> **QUESTIONS TO ANSWER**:
- a) List every feature named in the table of the remote ECG study text.
- b) Between which dates did patients have to come to the telehealth clinic to be included, according to the remote ECG study text?
- c) In the remote ECG study text, copy out everything from "The patients’ electronic" down to "to ECG recordings.".

> **TEXT SHOWN**:
The subject inclusion criteria for this study are as follows: (1) presented to the LIHRC telehealth clinic virtually during the first surge of the COVID-19 pandemic between March 11 and August 1, 2020, and was recommended ECG monitoring via the FDA-cleared ROCT system; and (2) consented to using this system in lieu of coming to the LIHRC clinic in person for an ECG and agreed to follow up with the clinic virtually. The exclusion criteria are as follows: (1) under 18 years of age; and 2) inability to understand written instructions. Following telehealth presentation to the LIHRC, the included patients requiring ECGs were mailed the ROCT system. The FDA-cleared ROCT system (DMS-300, DM Software, Stateline, NV) consisted of small waterproof white plastic devices with three electrodes that were self-applied to patients’ chests through adhesive patches. The DMS-300 system was chosen based on its ability to be shipped to and from the patient’s homes, DM Software’s customer service helpdesk, and an established relationship between the LIHRC and the company. The devices were shipped to and from the patients’ homes directly from the DM Software company. Through a wireless internet connection, 24-h real-time data were sent to a computer at the clinic’s base and stored using cloud-based Smartsheet® software (Smartsheet, Bellevue, WA). The system then produced clinical reports that included a continuous 6-lead ECG with patient symptom correlation; heart rate average, maximum, minimum, and variability; ST-segment analysis with depression and elevation times; ventricular ectopy including total, runs, pairs, bigeminy, and trigeminy; bradycardia including significant pauses greater than 2.5 seconds, maximum pause, and bundle branch blocks; QT/QTc intervals; supraventricular ectopy including total, runs, pairs, bigeminy, trigeminy, and atrial fibrillation/flutter (Table 1). Additionally, patients were instructed to activate the device’s symptom recorder to correlate symptomatic episodes to the ECG recordings.

Table 1:

Cardiovascular health parameters collected through ROCT.

Feature Parameters
Heart rate Average, maximum, minimum, variability
ST-segment analysis Time of depression, elevation episodes
Ventricular ectopy Total, runs, pairs, bigeminy, trigeminy
Bradycardia Includes significant pauses >2.5 s, maximum pause, bundle branch block
QT/QTc intervals Maximum
Supraventricular ectopy Total, runs, pairs, bigeminy, trigeminy, atrial fibrillation/flutter
Patient activated symptom episode 6 lead ECG

The patients’ electronic medical records were de-identified and reviewed for age, gender, indications, ROCT findings (abnormalities in the six-lead ECG), and ease of use. A flow chart of the methods is shown in Figure 1. Patient comfort and ease of use of the devices were important aspects evaluated in consideration of the mind and spirit in the osteopathic approach and the psycho-behavioral components of osteopathic care. The data were counted, and the mean and standard deviation for age were calculated. The hypothesis and effectivity of the devices were assessed by determining their ability to be mail-delivered, to transmit ECG data remotely (these devices are cleared by the FDA to transmit accurate ECG data and are regularly monitored remotely/examined by technicians from the manufacturer [5]), and to correlate patient symptoms to ECG recordings.

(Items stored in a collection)
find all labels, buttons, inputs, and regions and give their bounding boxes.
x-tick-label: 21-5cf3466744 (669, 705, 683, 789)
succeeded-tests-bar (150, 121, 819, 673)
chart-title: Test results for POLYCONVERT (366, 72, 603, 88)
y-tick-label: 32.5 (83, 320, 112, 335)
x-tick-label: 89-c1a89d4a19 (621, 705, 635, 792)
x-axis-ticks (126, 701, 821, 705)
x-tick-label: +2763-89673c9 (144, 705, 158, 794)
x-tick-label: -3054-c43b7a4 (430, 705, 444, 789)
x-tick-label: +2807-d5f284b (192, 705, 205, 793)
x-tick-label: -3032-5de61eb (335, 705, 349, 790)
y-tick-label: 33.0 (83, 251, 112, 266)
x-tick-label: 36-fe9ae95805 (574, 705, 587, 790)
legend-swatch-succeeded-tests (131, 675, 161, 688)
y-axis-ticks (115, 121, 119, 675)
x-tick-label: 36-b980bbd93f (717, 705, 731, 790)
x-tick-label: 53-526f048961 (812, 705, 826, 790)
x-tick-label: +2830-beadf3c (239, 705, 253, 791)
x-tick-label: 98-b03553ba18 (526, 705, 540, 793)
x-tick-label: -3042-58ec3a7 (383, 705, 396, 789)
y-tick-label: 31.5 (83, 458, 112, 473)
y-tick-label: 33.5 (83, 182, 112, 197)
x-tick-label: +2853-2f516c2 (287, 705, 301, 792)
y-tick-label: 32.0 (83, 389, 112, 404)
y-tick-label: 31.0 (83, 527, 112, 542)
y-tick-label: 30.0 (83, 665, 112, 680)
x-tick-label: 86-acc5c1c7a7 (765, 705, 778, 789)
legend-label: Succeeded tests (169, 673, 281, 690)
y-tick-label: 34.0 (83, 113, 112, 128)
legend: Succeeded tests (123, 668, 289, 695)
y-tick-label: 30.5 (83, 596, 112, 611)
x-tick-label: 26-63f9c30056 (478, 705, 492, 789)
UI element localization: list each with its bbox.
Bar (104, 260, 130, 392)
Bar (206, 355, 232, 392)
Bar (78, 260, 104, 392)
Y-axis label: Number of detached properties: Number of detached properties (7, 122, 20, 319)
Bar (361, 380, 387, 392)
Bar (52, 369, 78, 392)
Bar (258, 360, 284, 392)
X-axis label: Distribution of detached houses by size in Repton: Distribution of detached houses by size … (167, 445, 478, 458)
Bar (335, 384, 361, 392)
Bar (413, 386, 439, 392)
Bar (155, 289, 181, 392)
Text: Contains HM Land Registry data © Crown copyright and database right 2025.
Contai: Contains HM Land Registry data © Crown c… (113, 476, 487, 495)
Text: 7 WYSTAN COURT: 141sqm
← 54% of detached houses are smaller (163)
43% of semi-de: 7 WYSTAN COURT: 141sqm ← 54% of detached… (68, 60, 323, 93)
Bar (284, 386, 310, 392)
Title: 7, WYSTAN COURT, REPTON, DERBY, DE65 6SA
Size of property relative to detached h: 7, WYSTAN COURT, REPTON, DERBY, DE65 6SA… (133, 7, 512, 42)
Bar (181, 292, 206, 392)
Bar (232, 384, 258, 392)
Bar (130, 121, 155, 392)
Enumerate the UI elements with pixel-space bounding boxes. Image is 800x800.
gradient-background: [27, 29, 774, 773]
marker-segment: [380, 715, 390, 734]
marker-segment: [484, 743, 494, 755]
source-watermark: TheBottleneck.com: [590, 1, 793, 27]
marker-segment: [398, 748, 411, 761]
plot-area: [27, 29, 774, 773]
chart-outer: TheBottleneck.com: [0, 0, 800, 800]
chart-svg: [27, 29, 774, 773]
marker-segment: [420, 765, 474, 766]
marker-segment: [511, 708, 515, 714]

> **SOLUTION SET**:
- a) Heart rate; ST-segment analysis; Ventricular ectopy; Bradycardia; QT/QTc intervals; Supraventricular ectopy; Patient activated symptom episode

- b) Between March 11 and August 1, 2020.

- c)
The patients’ electronic medical records were de-identified and reviewed for age, gender, indications, ROCT findings (abnormalities in the six-lead ECG), and ease of use. A flow chart of the methods is shown in Figure 1. Patient comfort and ease of use of the devices were important aspects evaluated in consideration of the mind and spirit in the osteopathic approach and the psycho-behavioral components of osteopathic care. The data were counted, and the mean and standard deviation for age were calculated. The hypothesis and effectivity of the devices were assessed by determining their ability to be mail-delivered, to transmit ECG data remotely (these devices are cleared by the FDA to transmit accurate ECG data and are regularly monitored remotely/examined by technicians from the manufacturer [5]), and to correlate patient symptoms to ECG recordings.